** What to do **
How many lines in the entries below contain "arrow"? Answer with the number only.

** Data provided **
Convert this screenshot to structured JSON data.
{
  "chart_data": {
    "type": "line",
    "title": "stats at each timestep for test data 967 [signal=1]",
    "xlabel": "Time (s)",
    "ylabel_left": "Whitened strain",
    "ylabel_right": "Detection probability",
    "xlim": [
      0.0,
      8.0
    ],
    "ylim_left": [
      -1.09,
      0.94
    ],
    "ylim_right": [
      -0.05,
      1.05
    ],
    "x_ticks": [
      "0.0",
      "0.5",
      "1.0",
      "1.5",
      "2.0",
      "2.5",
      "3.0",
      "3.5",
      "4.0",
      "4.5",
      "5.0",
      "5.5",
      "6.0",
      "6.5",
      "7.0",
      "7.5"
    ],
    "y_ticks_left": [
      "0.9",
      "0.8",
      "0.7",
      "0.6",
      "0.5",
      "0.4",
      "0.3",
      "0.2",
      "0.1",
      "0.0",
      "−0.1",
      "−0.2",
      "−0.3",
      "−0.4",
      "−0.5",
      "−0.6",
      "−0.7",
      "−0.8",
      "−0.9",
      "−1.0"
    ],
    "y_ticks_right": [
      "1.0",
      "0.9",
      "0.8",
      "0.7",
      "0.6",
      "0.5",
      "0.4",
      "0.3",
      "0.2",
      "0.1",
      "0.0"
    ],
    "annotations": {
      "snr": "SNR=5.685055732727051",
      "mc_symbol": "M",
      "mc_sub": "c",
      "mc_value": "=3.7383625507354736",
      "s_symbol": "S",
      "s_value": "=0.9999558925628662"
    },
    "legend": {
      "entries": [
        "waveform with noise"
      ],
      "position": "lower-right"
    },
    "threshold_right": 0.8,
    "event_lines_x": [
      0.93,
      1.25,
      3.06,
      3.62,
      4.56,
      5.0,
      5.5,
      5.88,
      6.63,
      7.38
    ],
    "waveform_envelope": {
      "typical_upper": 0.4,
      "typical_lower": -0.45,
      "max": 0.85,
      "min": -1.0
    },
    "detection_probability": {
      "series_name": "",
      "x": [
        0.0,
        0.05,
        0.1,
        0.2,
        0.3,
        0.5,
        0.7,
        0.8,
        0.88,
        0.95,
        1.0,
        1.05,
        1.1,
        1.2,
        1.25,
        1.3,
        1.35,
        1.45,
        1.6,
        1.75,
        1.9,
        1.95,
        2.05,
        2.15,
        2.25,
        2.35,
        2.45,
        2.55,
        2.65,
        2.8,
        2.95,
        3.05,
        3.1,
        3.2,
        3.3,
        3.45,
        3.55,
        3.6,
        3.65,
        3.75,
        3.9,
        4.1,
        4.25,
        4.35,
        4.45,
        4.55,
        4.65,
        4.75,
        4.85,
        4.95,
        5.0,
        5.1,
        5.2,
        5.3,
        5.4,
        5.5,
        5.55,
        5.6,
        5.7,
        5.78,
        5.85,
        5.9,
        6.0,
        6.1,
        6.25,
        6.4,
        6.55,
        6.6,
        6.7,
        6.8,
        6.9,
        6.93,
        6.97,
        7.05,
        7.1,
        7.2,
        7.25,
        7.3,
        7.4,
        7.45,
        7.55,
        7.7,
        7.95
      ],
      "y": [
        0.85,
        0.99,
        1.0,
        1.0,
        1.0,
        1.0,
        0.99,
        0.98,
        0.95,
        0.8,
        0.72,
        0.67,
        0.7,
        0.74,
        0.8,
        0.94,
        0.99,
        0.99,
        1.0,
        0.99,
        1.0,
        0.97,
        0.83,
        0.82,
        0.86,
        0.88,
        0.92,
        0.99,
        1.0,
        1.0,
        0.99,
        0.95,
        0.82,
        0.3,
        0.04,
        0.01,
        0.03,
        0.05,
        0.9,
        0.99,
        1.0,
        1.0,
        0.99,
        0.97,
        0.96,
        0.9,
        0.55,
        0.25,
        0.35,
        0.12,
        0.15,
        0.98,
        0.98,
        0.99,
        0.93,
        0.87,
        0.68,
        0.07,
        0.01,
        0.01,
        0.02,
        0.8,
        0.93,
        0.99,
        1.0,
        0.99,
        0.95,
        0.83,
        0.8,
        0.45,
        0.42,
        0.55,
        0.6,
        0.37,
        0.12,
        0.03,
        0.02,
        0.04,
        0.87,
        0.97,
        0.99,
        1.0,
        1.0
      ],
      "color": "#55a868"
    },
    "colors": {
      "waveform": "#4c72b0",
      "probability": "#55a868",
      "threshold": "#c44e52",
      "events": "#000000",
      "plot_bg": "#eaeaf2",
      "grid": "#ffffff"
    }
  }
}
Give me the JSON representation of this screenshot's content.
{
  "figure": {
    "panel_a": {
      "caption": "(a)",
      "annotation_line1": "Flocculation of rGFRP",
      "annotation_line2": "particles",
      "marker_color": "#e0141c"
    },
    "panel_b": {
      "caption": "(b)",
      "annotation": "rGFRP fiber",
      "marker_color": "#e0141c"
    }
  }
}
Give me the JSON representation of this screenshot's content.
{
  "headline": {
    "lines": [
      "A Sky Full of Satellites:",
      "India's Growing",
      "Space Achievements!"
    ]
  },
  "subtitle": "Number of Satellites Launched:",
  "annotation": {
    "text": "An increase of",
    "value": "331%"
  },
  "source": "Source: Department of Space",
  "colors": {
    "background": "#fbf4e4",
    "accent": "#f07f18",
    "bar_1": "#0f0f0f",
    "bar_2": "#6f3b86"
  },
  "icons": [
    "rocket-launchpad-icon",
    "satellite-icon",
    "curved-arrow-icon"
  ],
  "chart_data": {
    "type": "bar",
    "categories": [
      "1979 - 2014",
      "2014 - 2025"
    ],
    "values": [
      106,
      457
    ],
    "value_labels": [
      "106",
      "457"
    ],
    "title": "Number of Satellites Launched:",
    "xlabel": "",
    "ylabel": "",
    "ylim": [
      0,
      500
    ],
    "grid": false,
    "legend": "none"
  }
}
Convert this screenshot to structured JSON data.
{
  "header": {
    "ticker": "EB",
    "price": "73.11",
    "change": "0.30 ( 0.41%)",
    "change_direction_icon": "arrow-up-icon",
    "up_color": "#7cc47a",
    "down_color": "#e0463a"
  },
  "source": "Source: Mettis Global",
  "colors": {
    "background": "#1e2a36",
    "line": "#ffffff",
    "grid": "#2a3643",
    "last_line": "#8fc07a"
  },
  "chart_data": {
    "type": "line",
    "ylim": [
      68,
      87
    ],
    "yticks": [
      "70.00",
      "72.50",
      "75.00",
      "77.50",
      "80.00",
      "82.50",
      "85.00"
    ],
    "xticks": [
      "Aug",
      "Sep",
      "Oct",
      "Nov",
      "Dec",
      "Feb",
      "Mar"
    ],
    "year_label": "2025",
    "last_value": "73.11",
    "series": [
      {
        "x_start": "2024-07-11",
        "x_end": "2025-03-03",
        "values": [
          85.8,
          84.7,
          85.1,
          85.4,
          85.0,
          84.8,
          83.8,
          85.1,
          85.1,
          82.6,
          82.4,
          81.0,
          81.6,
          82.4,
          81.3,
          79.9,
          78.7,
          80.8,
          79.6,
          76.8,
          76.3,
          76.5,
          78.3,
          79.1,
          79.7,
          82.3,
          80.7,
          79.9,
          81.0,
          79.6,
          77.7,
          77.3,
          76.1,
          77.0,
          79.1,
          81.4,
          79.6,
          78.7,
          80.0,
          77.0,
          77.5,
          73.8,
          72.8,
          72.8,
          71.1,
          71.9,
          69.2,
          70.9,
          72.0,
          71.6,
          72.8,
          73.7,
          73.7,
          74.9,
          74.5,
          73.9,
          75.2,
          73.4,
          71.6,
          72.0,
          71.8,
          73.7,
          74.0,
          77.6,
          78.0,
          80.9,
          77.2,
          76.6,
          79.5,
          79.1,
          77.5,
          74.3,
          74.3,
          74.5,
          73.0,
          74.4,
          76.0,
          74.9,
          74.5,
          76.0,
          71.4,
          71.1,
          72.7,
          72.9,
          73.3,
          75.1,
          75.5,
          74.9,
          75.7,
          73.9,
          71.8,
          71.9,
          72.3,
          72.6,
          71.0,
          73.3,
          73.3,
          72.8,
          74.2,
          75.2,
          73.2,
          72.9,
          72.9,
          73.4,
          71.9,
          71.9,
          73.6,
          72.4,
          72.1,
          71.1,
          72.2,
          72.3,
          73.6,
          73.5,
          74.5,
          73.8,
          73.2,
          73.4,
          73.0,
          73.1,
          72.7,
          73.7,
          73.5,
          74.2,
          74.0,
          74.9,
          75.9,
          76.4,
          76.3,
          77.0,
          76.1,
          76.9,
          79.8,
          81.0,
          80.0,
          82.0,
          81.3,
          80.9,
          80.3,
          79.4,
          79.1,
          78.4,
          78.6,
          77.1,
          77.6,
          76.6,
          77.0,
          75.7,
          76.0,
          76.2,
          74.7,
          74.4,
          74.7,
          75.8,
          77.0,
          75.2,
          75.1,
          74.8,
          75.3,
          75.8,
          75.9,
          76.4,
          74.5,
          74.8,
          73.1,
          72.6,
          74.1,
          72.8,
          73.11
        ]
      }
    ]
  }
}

** Result of this exercise **
2